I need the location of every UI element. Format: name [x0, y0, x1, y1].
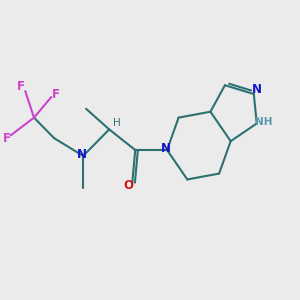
- Text: N: N: [77, 148, 87, 161]
- Text: N: N: [252, 83, 262, 96]
- Text: F: F: [17, 80, 25, 93]
- Text: N: N: [160, 142, 171, 155]
- Text: NH: NH: [255, 117, 273, 127]
- Text: F: F: [52, 88, 60, 100]
- Text: O: O: [123, 179, 133, 192]
- Text: F: F: [2, 132, 11, 145]
- Text: H: H: [112, 118, 120, 128]
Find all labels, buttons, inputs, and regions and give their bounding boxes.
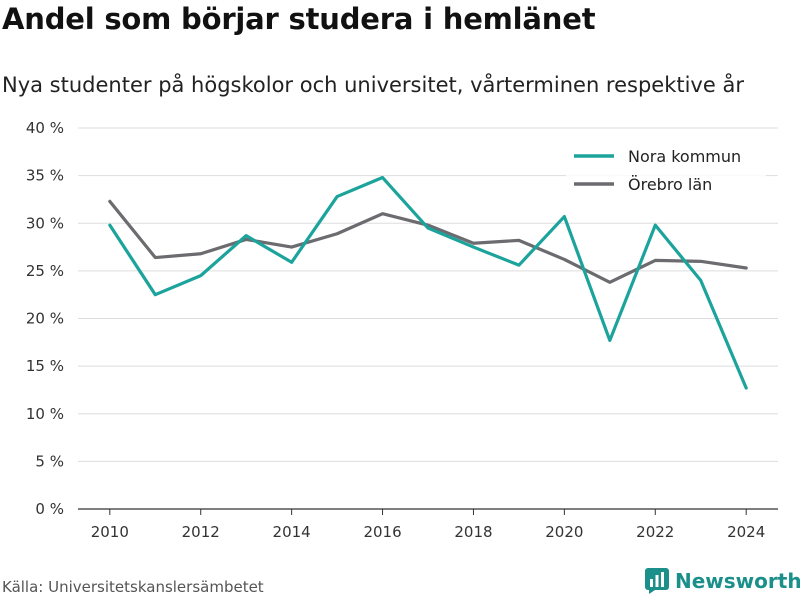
series-lines [108, 175, 748, 390]
x-tick-label: 2022 [636, 523, 674, 541]
legend-background [566, 141, 766, 199]
source-note: Källa: Universitetskanslersämbetet [2, 578, 264, 596]
y-tick-label: 5 % [35, 452, 64, 470]
x-tick-label: 2012 [182, 523, 220, 541]
y-tick-label: 0 % [35, 500, 64, 518]
chart-legend: Nora kommun Örebro län [566, 141, 766, 199]
y-tick-label: 30 % [26, 214, 64, 232]
legend-label: Nora kommun [628, 147, 741, 166]
y-tick-label: 15 % [26, 357, 64, 375]
brand-logo[interactable]: Newsworthy [645, 568, 800, 594]
x-tick-label: 2014 [273, 523, 311, 541]
y-tick-label: 40 % [26, 119, 64, 137]
y-axis-ticks: 0 % 5 % 10 % 15 % 20 % 25 % 30 % 35 % 40 % [26, 119, 64, 518]
legend-label: Örebro län [628, 175, 712, 194]
bar-chart-logo-icon [645, 568, 669, 594]
brand-name: Newsworthy [675, 569, 800, 593]
y-tick-label: 35 % [26, 167, 64, 185]
x-tick-label: 2018 [454, 523, 492, 541]
x-tick-label: 2016 [363, 523, 401, 541]
x-tick-label: 2024 [727, 523, 765, 541]
x-axis-ticks: 2010 2012 2014 2016 2018 2020 2022 2024 [91, 509, 765, 541]
y-tick-label: 25 % [26, 262, 64, 280]
chart-subtitle: Nya studenter på högskolor och universit… [2, 73, 744, 97]
chart-title: Andel som börjar studera i hemlänet [2, 2, 596, 36]
x-tick-label: 2010 [91, 523, 129, 541]
y-tick-label: 20 % [26, 310, 64, 328]
y-tick-label: 10 % [26, 405, 64, 423]
series-line-nora-kommun [108, 175, 748, 390]
x-tick-label: 2020 [545, 523, 583, 541]
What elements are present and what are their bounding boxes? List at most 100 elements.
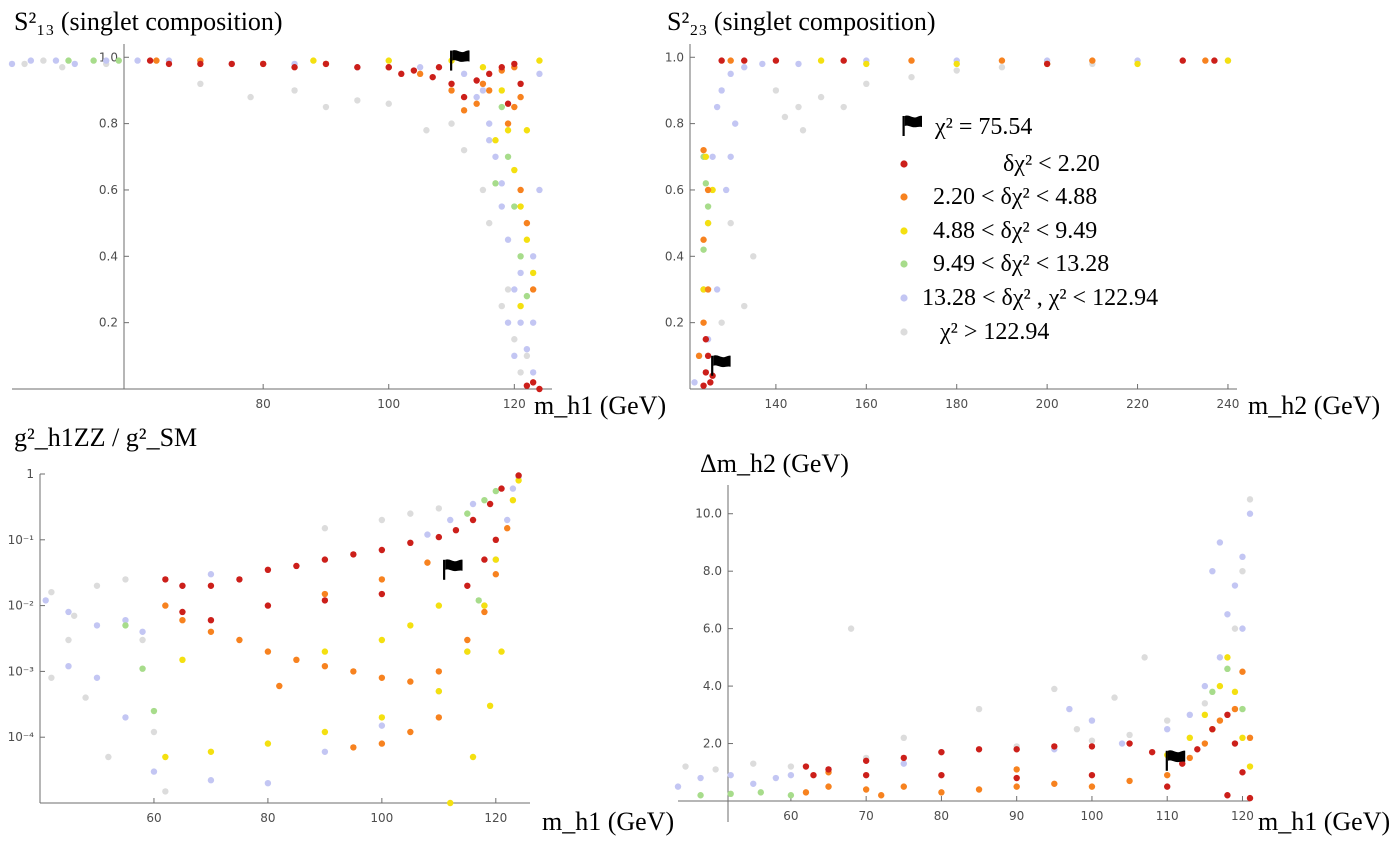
data-point-lavender [42, 597, 49, 604]
data-point-orange [293, 656, 300, 664]
data-point-orange [464, 636, 471, 644]
legend-swatch-red [900, 160, 908, 168]
data-point-gray [1246, 496, 1254, 503]
data-point-gray [435, 505, 443, 512]
data-point-lavender [727, 153, 734, 160]
data-point-gray [975, 705, 983, 713]
data-point-gray [479, 186, 487, 194]
data-point-red [293, 562, 300, 570]
legend-entry-orange: 2.20 < δχ² < 4.88 [900, 184, 1097, 210]
data-point-red [165, 60, 173, 68]
data-point-orange [407, 678, 414, 685]
data-point-lavender [509, 485, 517, 492]
data-point-yellow [321, 648, 329, 655]
y-tick-label: 0.2 [665, 316, 684, 330]
data-point-orange [938, 789, 945, 796]
data-point-lavender [1239, 625, 1246, 632]
data-point-red [1231, 740, 1239, 747]
data-point-orange [862, 786, 870, 793]
x-tick-label: 120 [503, 397, 526, 411]
legend-flag-icon [902, 115, 922, 136]
panel-s23-ticks: 140 160 180 200 220 240 0.2 0.4 0.6 0.8 1.0 [665, 50, 1240, 411]
data-point-green [90, 57, 97, 64]
y-tick-label: 10.0 [695, 507, 722, 521]
data-point-red [452, 526, 460, 534]
data-point-yellow [179, 656, 186, 664]
data-point-yellow [1239, 734, 1246, 741]
data-point-red [825, 766, 832, 773]
data-point-lavender [1066, 705, 1073, 713]
data-point-red [429, 73, 436, 81]
y-tick-label: 0.4 [665, 249, 684, 263]
data-point-lavender [1239, 553, 1246, 561]
data-point-red [448, 80, 455, 88]
x-tick-label: 240 [1217, 397, 1240, 411]
data-point-red [321, 556, 329, 563]
data-point-lavender [65, 608, 72, 616]
panel-ghzz-title: g²_h1ZZ / g²_SM [14, 423, 197, 452]
data-point-orange [1089, 57, 1096, 64]
x-tick-label: 220 [1126, 397, 1149, 411]
data-point-lavender [460, 70, 468, 78]
data-point-lavender [492, 153, 499, 160]
data-point-lavender [795, 60, 802, 68]
data-point-gray [40, 57, 47, 64]
data-point-red [1246, 794, 1254, 802]
data-point-orange [486, 87, 493, 94]
data-point-yellow [953, 60, 960, 68]
data-point-red [1051, 743, 1058, 750]
data-point-lavender [93, 674, 101, 681]
data-point-lavender [122, 616, 129, 624]
panel-s13-axes [12, 44, 552, 390]
panel-ghzz-xlabel: m_h1 (GeV) [542, 807, 674, 836]
data-point-gray [795, 103, 802, 111]
data-point-red [492, 536, 500, 543]
data-point-gray [1201, 700, 1209, 707]
data-point-orange [1013, 766, 1020, 773]
data-point-yellow [863, 60, 870, 68]
best-fit-flag-icon [1165, 750, 1186, 771]
panel-dmh2-points [674, 496, 1254, 802]
data-point-orange [1186, 754, 1193, 762]
data-point-red [162, 576, 169, 583]
data-point-lavender [709, 153, 716, 160]
legend-entry-lavender: 13.28 < δχ² , χ² < 122.94 [900, 285, 1158, 311]
data-point-gray [385, 100, 392, 107]
x-tick-label: 160 [855, 397, 878, 411]
data-point-lavender [498, 203, 505, 210]
data-point-gray [998, 64, 1006, 71]
data-point-red [707, 379, 714, 386]
panel-s23-xlabel: m_h2 (GeV) [1248, 391, 1380, 420]
panel-s13-xlabel: m_h1 (GeV) [534, 391, 666, 420]
data-point-red [179, 608, 186, 616]
data-point-red [1148, 748, 1156, 756]
data-point-lavender [8, 60, 16, 68]
data-point-lavender [504, 516, 511, 524]
data-point-green [517, 253, 524, 260]
data-point-red [473, 77, 480, 84]
legend-label-lavender: 13.28 < δχ² , χ² < 122.94 [922, 285, 1158, 311]
data-point-gray [953, 67, 960, 74]
data-point-lavender [1164, 725, 1171, 733]
data-point-red [938, 748, 945, 756]
data-point-yellow [469, 753, 477, 761]
data-point-yellow [517, 203, 524, 210]
data-point-green [523, 292, 531, 300]
x-tick-label: 120 [1231, 809, 1254, 823]
legend-entry-red: δχ² < 2.20 [900, 151, 1100, 177]
panel-dmh2-title: Δm_h2 (GeV) [700, 449, 849, 478]
data-point-red [1179, 57, 1186, 64]
data-point-red [197, 60, 204, 68]
data-point-yellow [536, 57, 543, 64]
panel-ghzz-ticks: 60 80 100 120 10⁻⁴ 10⁻³ 10⁻² 10⁻¹ 1 [8, 467, 508, 825]
data-point-green [122, 622, 129, 629]
data-point-lavender [1231, 582, 1239, 589]
data-point-gray [460, 146, 468, 154]
data-point-gray [321, 525, 329, 532]
data-point-red [862, 771, 870, 779]
data-point-yellow [310, 57, 317, 64]
x-tick-label: 90 [1009, 809, 1024, 823]
data-point-gray [423, 127, 430, 134]
data-point-green [139, 665, 146, 672]
data-point-orange [473, 100, 480, 107]
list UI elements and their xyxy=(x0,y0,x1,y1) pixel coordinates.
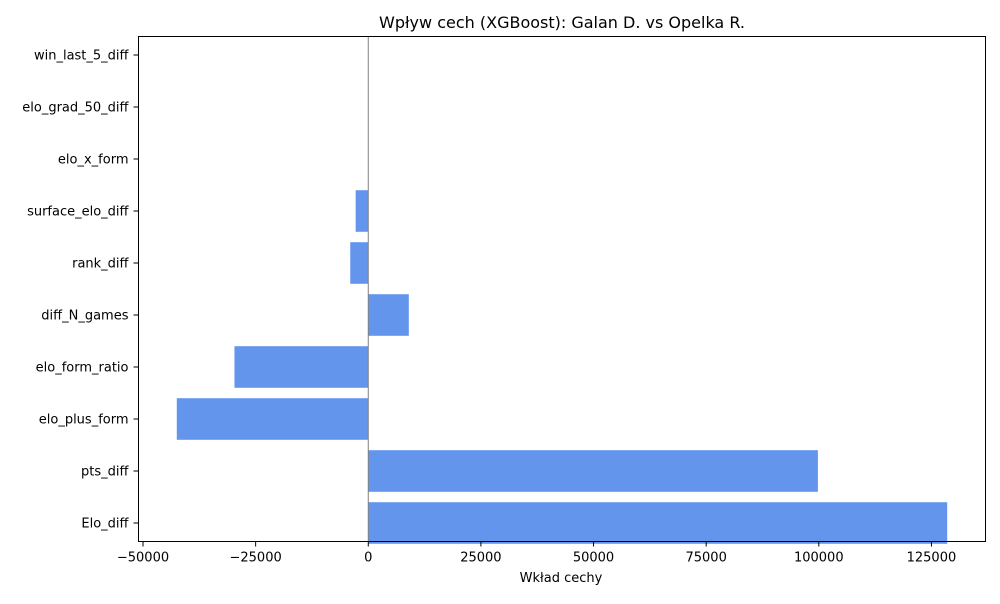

★ ★ ★ ★ ★ ★ ★

## WHAT IS BEING ASKED
Render the records as a JSON list of strings, one per line, from the start of the records through the line containing "Find all labels, buttons, inputs, and", with both ends included and blank lines and pictures left out.

## ANSWER TO THIS EXERCISE
[
  "I need the location of every UI element. Format: name [x0, y0, x1, y1].",
  "- Text: N: N: [77, 148, 87, 161]",
  "- Text: N: N: [252, 83, 262, 96]",
  "- Text: F: F: [17, 80, 25, 93]",
  "- Text: N: N: [160, 142, 171, 155]",
  "- Text: NH: NH: [255, 117, 273, 127]",
  "- Text: F: F: [52, 88, 60, 100]",
  "- Text: O: O: [123, 179, 133, 192]",
  "- Text: F: F: [2, 132, 11, 145]",
  "- Text: H: H: [112, 118, 120, 128]",
  "Find all labels, buttons, inputs, and regions and give their bounding boxes."
]